[Dataset excerpt]
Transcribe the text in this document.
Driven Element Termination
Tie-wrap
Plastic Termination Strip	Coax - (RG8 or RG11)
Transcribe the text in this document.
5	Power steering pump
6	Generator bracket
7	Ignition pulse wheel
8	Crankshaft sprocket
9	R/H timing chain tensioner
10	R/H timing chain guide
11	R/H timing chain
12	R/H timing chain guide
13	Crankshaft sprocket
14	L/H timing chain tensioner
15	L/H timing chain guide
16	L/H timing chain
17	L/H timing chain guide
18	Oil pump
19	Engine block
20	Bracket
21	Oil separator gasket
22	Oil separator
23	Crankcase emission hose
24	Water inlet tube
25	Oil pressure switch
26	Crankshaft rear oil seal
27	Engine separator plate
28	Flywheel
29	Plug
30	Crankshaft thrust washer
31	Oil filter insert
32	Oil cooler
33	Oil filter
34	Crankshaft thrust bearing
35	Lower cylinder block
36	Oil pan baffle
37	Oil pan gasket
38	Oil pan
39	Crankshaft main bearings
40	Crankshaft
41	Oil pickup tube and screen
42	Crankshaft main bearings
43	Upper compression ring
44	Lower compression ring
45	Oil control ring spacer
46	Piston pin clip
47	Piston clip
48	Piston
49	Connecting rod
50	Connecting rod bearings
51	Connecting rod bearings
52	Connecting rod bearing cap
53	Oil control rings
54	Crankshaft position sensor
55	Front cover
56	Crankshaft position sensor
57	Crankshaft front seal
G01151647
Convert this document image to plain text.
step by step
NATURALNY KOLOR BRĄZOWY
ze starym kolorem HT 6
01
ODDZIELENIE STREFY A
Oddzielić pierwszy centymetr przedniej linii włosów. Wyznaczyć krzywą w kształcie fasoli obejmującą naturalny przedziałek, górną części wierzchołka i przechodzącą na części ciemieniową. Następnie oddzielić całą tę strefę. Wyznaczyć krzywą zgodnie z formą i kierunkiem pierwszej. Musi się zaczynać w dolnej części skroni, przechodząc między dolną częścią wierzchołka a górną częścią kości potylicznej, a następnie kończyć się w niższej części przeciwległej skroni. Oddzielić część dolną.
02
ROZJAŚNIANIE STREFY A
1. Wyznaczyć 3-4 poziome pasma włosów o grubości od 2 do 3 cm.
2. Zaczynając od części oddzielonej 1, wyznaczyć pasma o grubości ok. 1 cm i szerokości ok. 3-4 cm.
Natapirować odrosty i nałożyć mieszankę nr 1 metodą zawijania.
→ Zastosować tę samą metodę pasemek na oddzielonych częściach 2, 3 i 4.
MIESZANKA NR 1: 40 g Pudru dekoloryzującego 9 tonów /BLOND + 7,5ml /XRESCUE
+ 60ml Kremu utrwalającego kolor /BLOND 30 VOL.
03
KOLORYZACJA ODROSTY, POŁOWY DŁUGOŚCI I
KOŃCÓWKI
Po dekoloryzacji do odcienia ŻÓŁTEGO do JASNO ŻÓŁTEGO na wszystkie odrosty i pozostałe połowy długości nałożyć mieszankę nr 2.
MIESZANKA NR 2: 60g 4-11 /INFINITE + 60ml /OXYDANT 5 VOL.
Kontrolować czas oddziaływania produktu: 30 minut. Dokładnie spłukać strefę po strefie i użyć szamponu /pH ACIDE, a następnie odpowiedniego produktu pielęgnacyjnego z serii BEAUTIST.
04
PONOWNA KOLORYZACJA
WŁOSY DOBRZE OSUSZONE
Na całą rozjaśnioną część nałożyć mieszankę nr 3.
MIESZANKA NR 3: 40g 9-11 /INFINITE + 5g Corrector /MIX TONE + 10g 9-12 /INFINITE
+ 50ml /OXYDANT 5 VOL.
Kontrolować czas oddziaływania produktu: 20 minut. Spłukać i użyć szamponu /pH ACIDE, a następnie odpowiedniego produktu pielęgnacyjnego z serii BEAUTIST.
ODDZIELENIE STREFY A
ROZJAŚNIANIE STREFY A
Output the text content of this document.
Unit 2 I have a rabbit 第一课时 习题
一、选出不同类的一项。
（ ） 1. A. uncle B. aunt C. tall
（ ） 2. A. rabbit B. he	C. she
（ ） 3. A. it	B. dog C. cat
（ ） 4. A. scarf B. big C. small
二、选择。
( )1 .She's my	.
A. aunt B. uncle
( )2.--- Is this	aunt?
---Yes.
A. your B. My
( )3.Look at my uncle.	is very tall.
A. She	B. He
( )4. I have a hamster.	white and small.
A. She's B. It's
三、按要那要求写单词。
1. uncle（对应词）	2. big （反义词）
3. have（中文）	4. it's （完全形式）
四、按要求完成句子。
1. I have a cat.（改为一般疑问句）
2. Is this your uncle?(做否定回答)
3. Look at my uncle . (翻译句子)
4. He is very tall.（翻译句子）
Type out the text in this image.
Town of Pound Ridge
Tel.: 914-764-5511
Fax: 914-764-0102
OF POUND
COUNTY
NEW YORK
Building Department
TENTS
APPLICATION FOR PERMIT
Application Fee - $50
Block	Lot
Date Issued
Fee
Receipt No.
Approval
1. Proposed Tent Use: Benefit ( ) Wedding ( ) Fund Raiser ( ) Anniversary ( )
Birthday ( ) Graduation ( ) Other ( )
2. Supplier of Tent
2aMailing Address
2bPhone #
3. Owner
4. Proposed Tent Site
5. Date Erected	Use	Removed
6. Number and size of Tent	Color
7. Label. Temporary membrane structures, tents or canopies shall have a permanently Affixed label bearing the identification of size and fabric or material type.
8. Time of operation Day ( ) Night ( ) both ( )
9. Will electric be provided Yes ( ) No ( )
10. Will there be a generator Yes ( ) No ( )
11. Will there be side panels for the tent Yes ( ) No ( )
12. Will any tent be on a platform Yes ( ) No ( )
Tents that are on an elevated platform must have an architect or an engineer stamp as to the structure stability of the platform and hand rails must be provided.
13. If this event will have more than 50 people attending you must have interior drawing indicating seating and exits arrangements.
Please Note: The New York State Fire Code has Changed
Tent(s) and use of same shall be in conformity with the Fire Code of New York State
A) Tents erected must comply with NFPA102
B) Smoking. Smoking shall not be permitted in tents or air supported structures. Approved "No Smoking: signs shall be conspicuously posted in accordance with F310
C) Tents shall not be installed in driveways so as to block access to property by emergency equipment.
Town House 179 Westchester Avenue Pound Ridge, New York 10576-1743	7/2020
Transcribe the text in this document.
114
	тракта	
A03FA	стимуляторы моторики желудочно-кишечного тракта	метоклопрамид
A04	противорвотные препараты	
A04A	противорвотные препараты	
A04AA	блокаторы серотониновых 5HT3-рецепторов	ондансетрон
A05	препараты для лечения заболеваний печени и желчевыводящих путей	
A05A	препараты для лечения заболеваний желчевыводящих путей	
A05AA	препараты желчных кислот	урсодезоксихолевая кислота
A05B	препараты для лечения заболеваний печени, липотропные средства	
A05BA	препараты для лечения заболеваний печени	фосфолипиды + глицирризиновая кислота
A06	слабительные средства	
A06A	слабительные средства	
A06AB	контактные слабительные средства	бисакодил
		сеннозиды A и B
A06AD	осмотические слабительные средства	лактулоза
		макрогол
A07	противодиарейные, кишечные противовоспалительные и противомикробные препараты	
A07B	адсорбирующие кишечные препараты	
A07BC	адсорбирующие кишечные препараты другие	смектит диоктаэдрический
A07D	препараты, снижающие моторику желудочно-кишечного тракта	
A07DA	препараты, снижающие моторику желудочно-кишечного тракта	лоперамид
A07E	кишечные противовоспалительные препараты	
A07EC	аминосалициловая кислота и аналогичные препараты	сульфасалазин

• [WRITTEN EXERCISE]: Each line above must be printed exactly as it appears.

• [THE RESULT]:
Transcribe the text in this document.
Driven Element Termination
Tie-wrap
Plastic Termination Strip	Coax - (RG8 or RG11)
Transcribe the text in this document.
5	Power steering pump
6	Generator bracket
7	Ignition pulse wheel
8	Crankshaft sprocket
9	R/H timing chain tensioner
10	R/H timing chain guide
11	R/H timing chain
12	R/H timing chain guide
13	Crankshaft sprocket
14	L/H timing chain tensioner
15	L/H timing chain guide
16	L/H timing chain
17	L/H timing chain guide
18	Oil pump
19	Engine block
20	Bracket
21	Oil separator gasket
22	Oil separator
23	Crankcase emission hose
24	Water inlet tube
25	Oil pressure switch
26	Crankshaft rear oil seal
27	Engine separator plate
28	Flywheel
29	Plug
30	Crankshaft thrust washer
31	Oil filter insert
32	Oil cooler
33	Oil filter
34	Crankshaft thrust bearing
35	Lower cylinder block
36	Oil pan baffle
37	Oil pan gasket
38	Oil pan
39	Crankshaft main bearings
40	Crankshaft
41	Oil pickup tube and screen
42	Crankshaft main bearings
43	Upper compression ring
44	Lower compression ring
45	Oil control ring spacer
46	Piston pin clip
47	Piston clip
48	Piston
49	Connecting rod
50	Connecting rod bearings
51	Connecting rod bearings
52	Connecting rod bearing cap
53	Oil control rings
54	Crankshaft position sensor
55	Front cover
56	Crankshaft position sensor
57	Crankshaft front seal
G01151647
Convert this document image to plain text.
step by step
NATURALNY KOLOR BRĄZOWY
ze starym kolorem HT 6
01
ODDZIELENIE STREFY A
Oddzielić pierwszy centymetr przedniej linii włosów. Wyznaczyć krzywą w kształcie fasoli obejmującą naturalny przedziałek, górną części wierzchołka i przechodzącą na części ciemieniową. Następnie oddzielić całą tę strefę. Wyznaczyć krzywą zgodnie z formą i kierunkiem pierwszej. Musi się zaczynać w dolnej części skroni, przechodząc między dolną częścią wierzchołka a górną częścią kości potylicznej, a następnie kończyć się w niższej części przeciwległej skroni. Oddzielić część dolną.
02
ROZJAŚNIANIE STREFY A
1. Wyznaczyć 3-4 poziome pasma włosów o grubości od 2 do 3 cm.
2. Zaczynając od części oddzielonej 1, wyznaczyć pasma o grubości ok. 1 cm i szerokości ok. 3-4 cm.
Natapirować odrosty i nałożyć mieszankę nr 1 metodą zawijania.
→ Zastosować tę samą metodę pasemek na oddzielonych częściach 2, 3 i 4.
MIESZANKA NR 1: 40 g Pudru dekoloryzującego 9 tonów /BLOND + 7,5ml /XRESCUE
+ 60ml Kremu utrwalającego kolor /BLOND 30 VOL.
03
KOLORYZACJA ODROSTY, POŁOWY DŁUGOŚCI I
KOŃCÓWKI
Po dekoloryzacji do odcienia ŻÓŁTEGO do JASNO ŻÓŁTEGO na wszystkie odrosty i pozostałe połowy długości nałożyć mieszankę nr 2.
MIESZANKA NR 2: 60g 4-11 /INFINITE + 60ml /OXYDANT 5 VOL.
Kontrolować czas oddziaływania produktu: 30 minut. Dokładnie spłukać strefę po strefie i użyć szamponu /pH ACIDE, a następnie odpowiedniego produktu pielęgnacyjnego z serii BEAUTIST.
04
PONOWNA KOLORYZACJA
WŁOSY DOBRZE OSUSZONE
Na całą rozjaśnioną część nałożyć mieszankę nr 3.
MIESZANKA NR 3: 40g 9-11 /INFINITE + 5g Corrector /MIX TONE + 10g 9-12 /INFINITE
+ 50ml /OXYDANT 5 VOL.
Kontrolować czas oddziaływania produktu: 20 minut. Spłukać i użyć szamponu /pH ACIDE, a następnie odpowiedniego produktu pielęgnacyjnego z serii BEAUTIST.
ODDZIELENIE STREFY A
ROZJAŚNIANIE STREFY A
Output the text content of this document.
Unit 2 I have a rabbit 第一课时 习题
一、选出不同类的一项。
（ ） 1. A. uncle B. aunt C. tall
（ ） 2. A. rabbit B. he	C. she
（ ） 3. A. it	B. dog C. cat
（ ） 4. A. scarf B. big C. small
二、选择。
( )1 .She's my	.
A. aunt B. uncle
( )2.--- Is this	aunt?
---Yes.
A. your B. My
( )3.Look at my uncle.	is very tall.
A. She	B. He
( )4. I have a hamster.	white and small.
A. She's B. It's
三、按要那要求写单词。
1. uncle（对应词）	2. big （反义词）
3. have（中文）	4. it's （完全形式）
四、按要求完成句子。
1. I have a cat.（改为一般疑问句）
2. Is this your uncle?(做否定回答)
3. Look at my uncle . (翻译句子)
4. He is very tall.（翻译句子）
Type out the text in this image.
Town of Pound Ridge
Tel.: 914-764-5511
Fax: 914-764-0102
OF POUND
COUNTY
NEW YORK
Building Department
TENTS
APPLICATION FOR PERMIT
Application Fee - $50
Block	Lot
Date Issued
Fee
Receipt No.
Approval
1. Proposed Tent Use: Benefit ( ) Wedding ( ) Fund Raiser ( ) Anniversary ( )
Birthday ( ) Graduation ( ) Other ( )
2. Supplier of Tent
2aMailing Address
2bPhone #
3. Owner
4. Proposed Tent Site
5. Date Erected	Use	Removed
6. Number and size of Tent	Color
7. Label. Temporary membrane structures, tents or canopies shall have a permanently Affixed label bearing the identification of size and fabric or material type.
8. Time of operation Day ( ) Night ( ) both ( )
9. Will electric be provided Yes ( ) No ( )
10. Will there be a generator Yes ( ) No ( )
11. Will there be side panels for the tent Yes ( ) No ( )
12. Will any tent be on a platform Yes ( ) No ( )
Tents that are on an elevated platform must have an architect or an engineer stamp as to the structure stability of the platform and hand rails must be provided.
13. If this event will have more than 50 people attending you must have interior drawing indicating seating and exits arrangements.
Please Note: The New York State Fire Code has Changed
Tent(s) and use of same shall be in conformity with the Fire Code of New York State
A) Tents erected must comply with NFPA102
B) Smoking. Smoking shall not be permitted in tents or air supported structures. Approved "No Smoking: signs shall be conspicuously posted in accordance with F310
C) Tents shall not be installed in driveways so as to block access to property by emergency equipment.
Town House 179 Westchester Avenue Pound Ridge, New York 10576-1743	7/2020
Transcribe the text in this document.
114
	тракта	
A03FA	стимуляторы моторики желудочно-кишечного тракта	метоклопрамид
A04	противорвотные препараты	
A04A	противорвотные препараты	
A04AA	блокаторы серотониновых 5HT3-рецепторов	ондансетрон
A05	препараты для лечения заболеваний печени и желчевыводящих путей	
A05A	препараты для лечения заболеваний желчевыводящих путей	
A05AA	препараты желчных кислот	урсодезоксихолевая кислота
A05B	препараты для лечения заболеваний печени, липотропные средства	
A05BA	препараты для лечения заболеваний печени	фосфолипиды + глицирризиновая кислота
A06	слабительные средства	
A06A	слабительные средства	
A06AB	контактные слабительные средства	бисакодил
		сеннозиды A и B
A06AD	осмотические слабительные средства	лактулоза
		макрогол
A07	противодиарейные, кишечные противовоспалительные и противомикробные препараты	
A07B	адсорбирующие кишечные препараты	
A07BC	адсорбирующие кишечные препараты другие	смектит диоктаэдрический
A07D	препараты, снижающие моторику желудочно-кишечного тракта	
A07DA	препараты, снижающие моторику желудочно-кишечного тракта	лоперамид
A07E	кишечные противовоспалительные препараты	
A07EC	аминосалициловая кислота и аналогичные препараты	сульфасалазин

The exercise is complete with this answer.